◆ Description of the task ◆
The data below must be copied in full and without any change.

◆ Material shown ◆
********

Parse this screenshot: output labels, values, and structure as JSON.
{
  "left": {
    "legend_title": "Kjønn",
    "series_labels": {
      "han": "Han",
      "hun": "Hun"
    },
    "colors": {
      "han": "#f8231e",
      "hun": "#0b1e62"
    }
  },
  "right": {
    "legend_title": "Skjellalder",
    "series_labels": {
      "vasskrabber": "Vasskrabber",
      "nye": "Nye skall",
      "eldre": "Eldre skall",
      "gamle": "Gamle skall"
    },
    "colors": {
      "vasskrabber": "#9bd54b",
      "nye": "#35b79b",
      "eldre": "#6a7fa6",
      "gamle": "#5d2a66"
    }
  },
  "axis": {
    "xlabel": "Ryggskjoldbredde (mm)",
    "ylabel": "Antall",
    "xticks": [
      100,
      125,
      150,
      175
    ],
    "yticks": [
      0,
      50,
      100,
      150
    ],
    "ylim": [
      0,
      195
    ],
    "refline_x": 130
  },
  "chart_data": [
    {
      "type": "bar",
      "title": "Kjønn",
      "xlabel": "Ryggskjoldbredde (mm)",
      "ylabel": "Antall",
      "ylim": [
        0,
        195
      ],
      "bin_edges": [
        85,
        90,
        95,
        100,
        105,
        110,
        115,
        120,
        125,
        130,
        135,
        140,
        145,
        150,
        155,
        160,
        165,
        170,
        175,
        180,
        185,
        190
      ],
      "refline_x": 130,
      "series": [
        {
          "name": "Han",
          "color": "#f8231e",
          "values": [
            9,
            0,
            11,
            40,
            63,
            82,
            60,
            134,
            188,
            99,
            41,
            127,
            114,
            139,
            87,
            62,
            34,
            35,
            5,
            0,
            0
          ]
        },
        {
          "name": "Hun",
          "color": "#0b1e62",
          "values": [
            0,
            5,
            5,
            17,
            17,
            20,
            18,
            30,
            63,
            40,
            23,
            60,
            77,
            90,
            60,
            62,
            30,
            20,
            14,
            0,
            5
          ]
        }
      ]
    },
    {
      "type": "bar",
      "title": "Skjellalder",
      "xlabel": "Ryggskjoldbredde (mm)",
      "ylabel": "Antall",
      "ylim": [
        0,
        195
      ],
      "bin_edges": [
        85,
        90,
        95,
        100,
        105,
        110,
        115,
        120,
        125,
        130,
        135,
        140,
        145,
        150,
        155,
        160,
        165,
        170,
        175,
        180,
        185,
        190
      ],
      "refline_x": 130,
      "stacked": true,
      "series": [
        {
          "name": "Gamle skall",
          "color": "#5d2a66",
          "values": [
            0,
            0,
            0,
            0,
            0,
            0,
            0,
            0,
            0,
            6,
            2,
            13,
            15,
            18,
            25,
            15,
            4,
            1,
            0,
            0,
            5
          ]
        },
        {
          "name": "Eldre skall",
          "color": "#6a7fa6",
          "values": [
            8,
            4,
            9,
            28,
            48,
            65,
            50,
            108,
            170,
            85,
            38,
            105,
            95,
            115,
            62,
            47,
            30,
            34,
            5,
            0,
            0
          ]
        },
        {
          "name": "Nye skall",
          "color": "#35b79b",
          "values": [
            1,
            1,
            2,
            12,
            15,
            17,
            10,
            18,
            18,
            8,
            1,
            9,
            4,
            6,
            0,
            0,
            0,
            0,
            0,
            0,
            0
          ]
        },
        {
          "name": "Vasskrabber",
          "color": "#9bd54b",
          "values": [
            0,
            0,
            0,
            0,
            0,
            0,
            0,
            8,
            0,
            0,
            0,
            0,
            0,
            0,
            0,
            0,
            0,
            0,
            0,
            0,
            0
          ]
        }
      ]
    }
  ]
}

********

◆ Solution for this task ◆
Parse this screenshot: output labels, values, and structure as JSON.
{
  "left": {
    "legend_title": "Kjønn",
    "series_labels": {
      "han": "Han",
      "hun": "Hun"
    },
    "colors": {
      "han": "#f8231e",
      "hun": "#0b1e62"
    }
  },
  "right": {
    "legend_title": "Skjellalder",
    "series_labels": {
      "vasskrabber": "Vasskrabber",
      "nye": "Nye skall",
      "eldre": "Eldre skall",
      "gamle": "Gamle skall"
    },
    "colors": {
      "vasskrabber": "#9bd54b",
      "nye": "#35b79b",
      "eldre": "#6a7fa6",
      "gamle": "#5d2a66"
    }
  },
  "axis": {
    "xlabel": "Ryggskjoldbredde (mm)",
    "ylabel": "Antall",
    "xticks": [
      100,
      125,
      150,
      175
    ],
    "yticks": [
      0,
      50,
      100,
      150
    ],
    "ylim": [
      0,
      195
    ],
    "refline_x": 130
  },
  "chart_data": [
    {
      "type": "bar",
      "title": "Kjønn",
      "xlabel": "Ryggskjoldbredde (mm)",
      "ylabel": "Antall",
      "ylim": [
        0,
        195
      ],
      "bin_edges": [
        85,
        90,
        95,
        100,
        105,
        110,
        115,
        120,
        125,
        130,
        135,
        140,
        145,
        150,
        155,
        160,
        165,
        170,
        175,
        180,
        185,
        190
      ],
      "refline_x": 130,
      "series": [
        {
          "name": "Han",
          "color": "#f8231e",
          "values": [
            9,
            0,
            11,
            40,
            63,
            82,
            60,
            134,
            188,
            99,
            41,
            127,
            114,
            139,
            87,
            62,
            34,
            35,
            5,
            0,
            0
          ]
        },
        {
          "name": "Hun",
          "color": "#0b1e62",
          "values": [
            0,
            5,
            5,
            17,
            17,
            20,
            18,
            30,
            63,
            40,
            23,
            60,
            77,
            90,
            60,
            62,
            30,
            20,
            14,
            0,
            5
          ]
        }
      ]
    },
    {
      "type": "bar",
      "title": "Skjellalder",
      "xlabel": "Ryggskjoldbredde (mm)",
      "ylabel": "Antall",
      "ylim": [
        0,
        195
      ],
      "bin_edges": [
        85,
        90,
        95,
        100,
        105,
        110,
        115,
        120,
        125,
        130,
        135,
        140,
        145,
        150,
        155,
        160,
        165,
        170,
        175,
        180,
        185,
        190
      ],
      "refline_x": 130,
      "stacked": true,
      "series": [
        {
          "name": "Gamle skall",
          "color": "#5d2a66",
          "values": [
            0,
            0,
            0,
            0,
            0,
            0,
            0,
            0,
            0,
            6,
            2,
            13,
            15,
            18,
            25,
            15,
            4,
            1,
            0,
            0,
            5
          ]
        },
        {
          "name": "Eldre skall",
          "color": "#6a7fa6",
          "values": [
            8,
            4,
            9,
            28,
            48,
            65,
            50,
            108,
            170,
            85,
            38,
            105,
            95,
            115,
            62,
            47,
            30,
            34,
            5,
            0,
            0
          ]
        },
        {
          "name": "Nye skall",
          "color": "#35b79b",
          "values": [
            1,
            1,
            2,
            12,
            15,
            17,
            10,
            18,
            18,
            8,
            1,
            9,
            4,
            6,
            0,
            0,
            0,
            0,
            0,
            0,
            0
          ]
        },
        {
          "name": "Vasskrabber",
          "color": "#9bd54b",
          "values": [
            0,
            0,
            0,
            0,
            0,
            0,
            0,
            8,
            0,
            0,
            0,
            0,
            0,
            0,
            0,
            0,
            0,
            0,
            0,
            0,
            0
          ]
        }
      ]
    }
  ]
}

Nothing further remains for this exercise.